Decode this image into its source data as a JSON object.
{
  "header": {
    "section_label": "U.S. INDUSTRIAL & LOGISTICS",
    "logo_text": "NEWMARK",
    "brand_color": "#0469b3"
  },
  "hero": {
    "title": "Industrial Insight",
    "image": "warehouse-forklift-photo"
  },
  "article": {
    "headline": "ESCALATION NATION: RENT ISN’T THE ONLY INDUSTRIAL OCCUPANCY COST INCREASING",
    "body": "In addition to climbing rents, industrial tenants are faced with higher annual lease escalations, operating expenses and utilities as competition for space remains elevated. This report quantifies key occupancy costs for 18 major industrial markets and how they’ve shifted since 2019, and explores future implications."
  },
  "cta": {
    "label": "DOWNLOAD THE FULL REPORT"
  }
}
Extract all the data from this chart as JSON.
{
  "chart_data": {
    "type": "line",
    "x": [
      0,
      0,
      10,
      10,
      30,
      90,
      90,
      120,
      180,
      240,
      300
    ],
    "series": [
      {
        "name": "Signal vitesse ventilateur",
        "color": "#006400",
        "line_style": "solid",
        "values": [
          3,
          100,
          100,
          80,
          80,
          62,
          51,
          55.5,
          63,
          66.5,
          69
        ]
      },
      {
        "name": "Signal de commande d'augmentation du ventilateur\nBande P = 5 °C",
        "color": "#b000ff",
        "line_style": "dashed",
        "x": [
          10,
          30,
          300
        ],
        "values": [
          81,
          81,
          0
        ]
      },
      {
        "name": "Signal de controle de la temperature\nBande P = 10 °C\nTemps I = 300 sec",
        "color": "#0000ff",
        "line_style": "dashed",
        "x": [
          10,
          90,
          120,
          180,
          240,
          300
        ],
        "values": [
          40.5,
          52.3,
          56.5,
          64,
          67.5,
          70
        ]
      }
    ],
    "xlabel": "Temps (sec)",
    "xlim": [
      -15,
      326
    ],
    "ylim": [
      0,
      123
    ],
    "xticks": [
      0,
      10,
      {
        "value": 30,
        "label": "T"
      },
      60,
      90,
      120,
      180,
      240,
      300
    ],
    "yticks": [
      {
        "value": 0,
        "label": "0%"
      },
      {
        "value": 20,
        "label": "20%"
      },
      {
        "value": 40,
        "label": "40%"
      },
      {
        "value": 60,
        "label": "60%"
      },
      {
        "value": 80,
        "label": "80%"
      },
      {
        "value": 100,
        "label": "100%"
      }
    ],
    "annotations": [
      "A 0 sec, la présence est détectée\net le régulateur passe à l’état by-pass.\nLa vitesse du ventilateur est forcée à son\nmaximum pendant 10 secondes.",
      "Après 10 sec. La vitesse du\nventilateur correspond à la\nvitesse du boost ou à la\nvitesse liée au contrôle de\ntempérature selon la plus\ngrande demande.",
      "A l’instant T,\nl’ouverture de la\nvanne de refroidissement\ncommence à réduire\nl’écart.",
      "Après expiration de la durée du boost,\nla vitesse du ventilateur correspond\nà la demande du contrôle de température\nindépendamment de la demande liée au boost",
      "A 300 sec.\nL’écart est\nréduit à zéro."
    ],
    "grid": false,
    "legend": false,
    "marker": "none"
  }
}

++++++++

> _SET TASK_: Every line of the data above should be reproduced word for word.

> _RESULT FOR THIS TASK_:
Decode this image into its source data as a JSON object.
{
  "header": {
    "section_label": "U.S. INDUSTRIAL & LOGISTICS",
    "logo_text": "NEWMARK",
    "brand_color": "#0469b3"
  },
  "hero": {
    "title": "Industrial Insight",
    "image": "warehouse-forklift-photo"
  },
  "article": {
    "headline": "ESCALATION NATION: RENT ISN’T THE ONLY INDUSTRIAL OCCUPANCY COST INCREASING",
    "body": "In addition to climbing rents, industrial tenants are faced with higher annual lease escalations, operating expenses and utilities as competition for space remains elevated. This report quantifies key occupancy costs for 18 major industrial markets and how they’ve shifted since 2019, and explores future implications."
  },
  "cta": {
    "label": "DOWNLOAD THE FULL REPORT"
  }
}
Extract all the data from this chart as JSON.
{
  "chart_data": {
    "type": "line",
    "x": [
      0,
      0,
      10,
      10,
      30,
      90,
      90,
      120,
      180,
      240,
      300
    ],
    "series": [
      {
        "name": "Signal vitesse ventilateur",
        "color": "#006400",
        "line_style": "solid",
        "values": [
          3,
          100,
          100,
          80,
          80,
          62,
          51,
          55.5,
          63,
          66.5,
          69
        ]
      },
      {
        "name": "Signal de commande d'augmentation du ventilateur\nBande P = 5 °C",
        "color": "#b000ff",
        "line_style": "dashed",
        "x": [
          10,
          30,
          300
        ],
        "values": [
          81,
          81,
          0
        ]
      },
      {
        "name": "Signal de controle de la temperature\nBande P = 10 °C\nTemps I = 300 sec",
        "color": "#0000ff",
        "line_style": "dashed",
        "x": [
          10,
          90,
          120,
          180,
          240,
          300
        ],
        "values": [
          40.5,
          52.3,
          56.5,
          64,
          67.5,
          70
        ]
      }
    ],
    "xlabel": "Temps (sec)",
    "xlim": [
      -15,
      326
    ],
    "ylim": [
      0,
      123
    ],
    "xticks": [
      0,
      10,
      {
        "value": 30,
        "label": "T"
      },
      60,
      90,
      120,
      180,
      240,
      300
    ],
    "yticks": [
      {
        "value": 0,
        "label": "0%"
      },
      {
        "value": 20,
        "label": "20%"
      },
      {
        "value": 40,
        "label": "40%"
      },
      {
        "value": 60,
        "label": "60%"
      },
      {
        "value": 80,
        "label": "80%"
      },
      {
        "value": 100,
        "label": "100%"
      }
    ],
    "annotations": [
      "A 0 sec, la présence est détectée\net le régulateur passe à l’état by-pass.\nLa vitesse du ventilateur est forcée à son\nmaximum pendant 10 secondes.",
      "Après 10 sec. La vitesse du\nventilateur correspond à la\nvitesse du boost ou à la\nvitesse liée au contrôle de\ntempérature selon la plus\ngrande demande.",
      "A l’instant T,\nl’ouverture de la\nvanne de refroidissement\ncommence à réduire\nl’écart.",
      "Après expiration de la durée du boost,\nla vitesse du ventilateur correspond\nà la demande du contrôle de température\nindépendamment de la demande liée au boost",
      "A 300 sec.\nL’écart est\nréduit à zéro."
    ],
    "grid": false,
    "legend": false,
    "marker": "none"
  }
}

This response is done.